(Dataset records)
________________

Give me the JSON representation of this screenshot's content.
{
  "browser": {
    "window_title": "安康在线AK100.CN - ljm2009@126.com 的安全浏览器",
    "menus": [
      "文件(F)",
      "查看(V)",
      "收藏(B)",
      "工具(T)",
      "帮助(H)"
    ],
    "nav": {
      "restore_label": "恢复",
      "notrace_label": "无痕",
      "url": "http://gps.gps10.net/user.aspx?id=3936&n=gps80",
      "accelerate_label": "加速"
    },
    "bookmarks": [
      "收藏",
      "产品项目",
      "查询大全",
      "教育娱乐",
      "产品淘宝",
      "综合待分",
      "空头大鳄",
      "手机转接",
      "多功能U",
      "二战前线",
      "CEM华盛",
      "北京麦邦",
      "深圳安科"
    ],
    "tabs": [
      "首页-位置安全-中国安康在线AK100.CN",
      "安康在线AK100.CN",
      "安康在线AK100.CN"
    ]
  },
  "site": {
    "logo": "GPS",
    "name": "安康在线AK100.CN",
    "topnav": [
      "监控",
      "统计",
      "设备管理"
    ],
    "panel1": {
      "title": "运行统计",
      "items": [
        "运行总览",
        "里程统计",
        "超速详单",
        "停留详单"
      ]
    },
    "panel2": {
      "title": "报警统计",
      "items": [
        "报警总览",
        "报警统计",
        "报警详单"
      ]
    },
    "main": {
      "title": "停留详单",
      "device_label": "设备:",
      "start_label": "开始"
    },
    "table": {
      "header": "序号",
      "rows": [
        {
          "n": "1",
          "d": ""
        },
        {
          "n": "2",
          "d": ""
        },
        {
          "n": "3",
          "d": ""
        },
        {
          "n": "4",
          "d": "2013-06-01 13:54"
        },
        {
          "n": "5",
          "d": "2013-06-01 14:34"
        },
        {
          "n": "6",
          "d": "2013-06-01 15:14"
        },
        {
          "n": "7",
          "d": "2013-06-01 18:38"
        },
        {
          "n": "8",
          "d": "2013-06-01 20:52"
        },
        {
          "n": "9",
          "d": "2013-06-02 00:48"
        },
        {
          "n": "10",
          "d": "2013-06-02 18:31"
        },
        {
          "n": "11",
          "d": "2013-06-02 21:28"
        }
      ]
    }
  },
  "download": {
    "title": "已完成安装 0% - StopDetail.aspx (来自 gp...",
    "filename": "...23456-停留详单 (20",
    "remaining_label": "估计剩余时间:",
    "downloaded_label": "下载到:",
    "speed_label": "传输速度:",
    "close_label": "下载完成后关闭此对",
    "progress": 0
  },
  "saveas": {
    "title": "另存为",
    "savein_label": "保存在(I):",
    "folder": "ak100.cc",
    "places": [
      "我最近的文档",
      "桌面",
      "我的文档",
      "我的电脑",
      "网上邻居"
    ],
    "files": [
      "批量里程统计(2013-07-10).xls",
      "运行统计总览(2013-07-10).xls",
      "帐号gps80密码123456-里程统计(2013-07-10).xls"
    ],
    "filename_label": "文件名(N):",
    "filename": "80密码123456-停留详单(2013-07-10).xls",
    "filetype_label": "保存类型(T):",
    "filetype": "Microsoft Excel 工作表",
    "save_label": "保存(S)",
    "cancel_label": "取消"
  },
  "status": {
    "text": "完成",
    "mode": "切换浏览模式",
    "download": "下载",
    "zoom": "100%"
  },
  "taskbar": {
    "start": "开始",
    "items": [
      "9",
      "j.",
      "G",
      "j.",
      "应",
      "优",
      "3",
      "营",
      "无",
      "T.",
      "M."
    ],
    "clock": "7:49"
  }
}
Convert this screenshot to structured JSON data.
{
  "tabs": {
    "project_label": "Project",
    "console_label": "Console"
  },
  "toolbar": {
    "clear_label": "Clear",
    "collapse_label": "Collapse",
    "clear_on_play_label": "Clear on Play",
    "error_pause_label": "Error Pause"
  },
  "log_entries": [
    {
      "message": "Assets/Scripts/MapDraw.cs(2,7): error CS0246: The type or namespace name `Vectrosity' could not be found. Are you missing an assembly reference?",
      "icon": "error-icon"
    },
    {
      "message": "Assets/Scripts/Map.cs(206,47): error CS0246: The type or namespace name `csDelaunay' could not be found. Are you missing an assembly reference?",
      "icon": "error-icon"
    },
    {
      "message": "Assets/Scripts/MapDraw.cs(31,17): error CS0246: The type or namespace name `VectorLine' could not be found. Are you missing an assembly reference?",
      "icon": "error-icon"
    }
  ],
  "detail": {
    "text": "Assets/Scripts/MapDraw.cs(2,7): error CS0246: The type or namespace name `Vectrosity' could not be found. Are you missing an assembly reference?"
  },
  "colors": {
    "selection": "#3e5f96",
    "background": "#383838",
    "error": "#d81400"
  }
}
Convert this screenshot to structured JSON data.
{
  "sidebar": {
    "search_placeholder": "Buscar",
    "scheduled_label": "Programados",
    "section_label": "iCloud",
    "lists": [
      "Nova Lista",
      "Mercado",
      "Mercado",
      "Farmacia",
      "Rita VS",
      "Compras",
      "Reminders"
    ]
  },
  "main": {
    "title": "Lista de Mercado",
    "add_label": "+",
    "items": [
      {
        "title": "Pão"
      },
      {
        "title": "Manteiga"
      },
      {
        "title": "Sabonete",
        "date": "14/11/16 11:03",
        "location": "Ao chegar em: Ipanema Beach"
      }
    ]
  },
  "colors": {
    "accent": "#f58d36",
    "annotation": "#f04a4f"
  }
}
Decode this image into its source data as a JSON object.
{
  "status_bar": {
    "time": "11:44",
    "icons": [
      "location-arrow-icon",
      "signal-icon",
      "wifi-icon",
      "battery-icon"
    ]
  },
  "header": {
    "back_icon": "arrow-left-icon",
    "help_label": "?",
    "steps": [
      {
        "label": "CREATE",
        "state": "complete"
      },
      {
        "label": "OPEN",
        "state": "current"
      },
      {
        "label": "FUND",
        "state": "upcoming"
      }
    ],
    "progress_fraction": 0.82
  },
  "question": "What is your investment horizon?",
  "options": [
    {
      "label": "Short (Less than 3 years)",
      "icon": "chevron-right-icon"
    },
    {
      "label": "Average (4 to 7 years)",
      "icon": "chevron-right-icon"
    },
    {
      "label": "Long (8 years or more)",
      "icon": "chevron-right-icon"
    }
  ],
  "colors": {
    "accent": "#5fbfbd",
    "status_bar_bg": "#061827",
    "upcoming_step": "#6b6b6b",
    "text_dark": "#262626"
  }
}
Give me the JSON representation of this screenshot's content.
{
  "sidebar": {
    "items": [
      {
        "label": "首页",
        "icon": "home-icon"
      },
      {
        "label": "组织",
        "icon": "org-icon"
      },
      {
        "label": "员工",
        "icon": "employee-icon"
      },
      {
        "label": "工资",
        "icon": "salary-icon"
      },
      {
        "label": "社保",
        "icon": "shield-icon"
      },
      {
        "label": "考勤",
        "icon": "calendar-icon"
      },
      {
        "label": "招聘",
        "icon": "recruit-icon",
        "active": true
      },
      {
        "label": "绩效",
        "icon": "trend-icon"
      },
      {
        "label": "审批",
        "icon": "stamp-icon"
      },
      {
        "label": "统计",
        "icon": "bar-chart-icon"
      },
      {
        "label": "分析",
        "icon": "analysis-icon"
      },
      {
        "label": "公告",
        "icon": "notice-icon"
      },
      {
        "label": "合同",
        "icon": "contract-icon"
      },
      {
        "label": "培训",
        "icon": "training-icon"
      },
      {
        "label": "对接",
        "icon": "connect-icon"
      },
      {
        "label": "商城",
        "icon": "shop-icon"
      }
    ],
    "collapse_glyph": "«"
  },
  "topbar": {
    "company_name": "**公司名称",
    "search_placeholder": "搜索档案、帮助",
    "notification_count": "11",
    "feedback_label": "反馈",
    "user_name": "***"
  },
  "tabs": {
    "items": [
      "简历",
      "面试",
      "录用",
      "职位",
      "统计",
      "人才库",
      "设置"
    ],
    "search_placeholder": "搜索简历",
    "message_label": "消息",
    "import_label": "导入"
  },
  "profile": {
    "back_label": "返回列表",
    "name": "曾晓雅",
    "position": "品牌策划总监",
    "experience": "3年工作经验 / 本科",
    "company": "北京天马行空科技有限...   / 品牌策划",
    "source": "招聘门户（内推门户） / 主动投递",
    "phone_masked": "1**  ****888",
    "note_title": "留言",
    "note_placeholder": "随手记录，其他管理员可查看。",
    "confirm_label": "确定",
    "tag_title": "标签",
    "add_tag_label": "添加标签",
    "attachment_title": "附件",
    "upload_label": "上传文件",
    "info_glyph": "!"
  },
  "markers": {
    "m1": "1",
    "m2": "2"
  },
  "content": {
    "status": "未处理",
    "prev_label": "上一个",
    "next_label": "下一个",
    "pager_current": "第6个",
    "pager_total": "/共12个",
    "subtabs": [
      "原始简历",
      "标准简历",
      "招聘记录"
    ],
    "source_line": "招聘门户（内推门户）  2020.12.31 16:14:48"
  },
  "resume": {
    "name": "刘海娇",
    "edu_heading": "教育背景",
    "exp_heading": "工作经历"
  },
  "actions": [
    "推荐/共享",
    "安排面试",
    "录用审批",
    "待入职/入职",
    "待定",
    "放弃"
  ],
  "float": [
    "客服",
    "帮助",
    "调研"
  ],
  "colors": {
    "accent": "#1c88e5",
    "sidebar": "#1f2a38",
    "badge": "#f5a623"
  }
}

________________

Your answer should be a single number: how many lines in the data above include "停留详单"?

4